# OBJECTIVE
Please retype the data in full and exactly; the pictures are not part of the copy.

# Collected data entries
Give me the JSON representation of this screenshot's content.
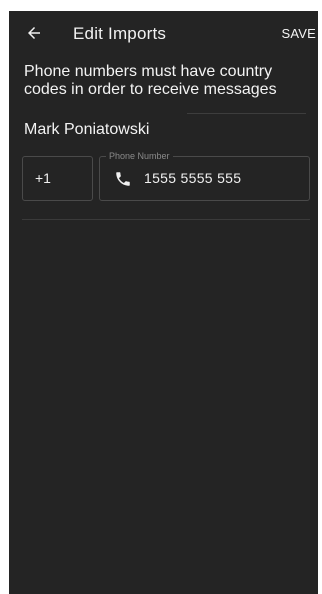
{
  "header": {
    "back_icon": "arrow-left-icon",
    "title": "Edit Imports",
    "save_label": "SAVE"
  },
  "notice": {
    "text": "Phone numbers must have country codes in order to receive messages"
  },
  "contact": {
    "name": "Mark Poniatowski",
    "country_code": "+1",
    "phone_label": "Phone Number",
    "phone_icon": "phone-icon",
    "phone_value": "1555 5555 555"
  },
  "colors": {
    "background": "#242424",
    "text": "#f3f3f3",
    "border": "#4a4a4a",
    "label": "#8a8a8a"
  }
}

# PROBLEM SOLUTION
Give me the JSON representation of this screenshot's content.
{
  "header": {
    "back_icon": "arrow-left-icon",
    "title": "Edit Imports",
    "save_label": "SAVE"
  },
  "notice": {
    "text": "Phone numbers must have country codes in order to receive messages"
  },
  "contact": {
    "name": "Mark Poniatowski",
    "country_code": "+1",
    "phone_label": "Phone Number",
    "phone_icon": "phone-icon",
    "phone_value": "1555 5555 555"
  },
  "colors": {
    "background": "#242424",
    "text": "#f3f3f3",
    "border": "#4a4a4a",
    "label": "#8a8a8a"
  }
}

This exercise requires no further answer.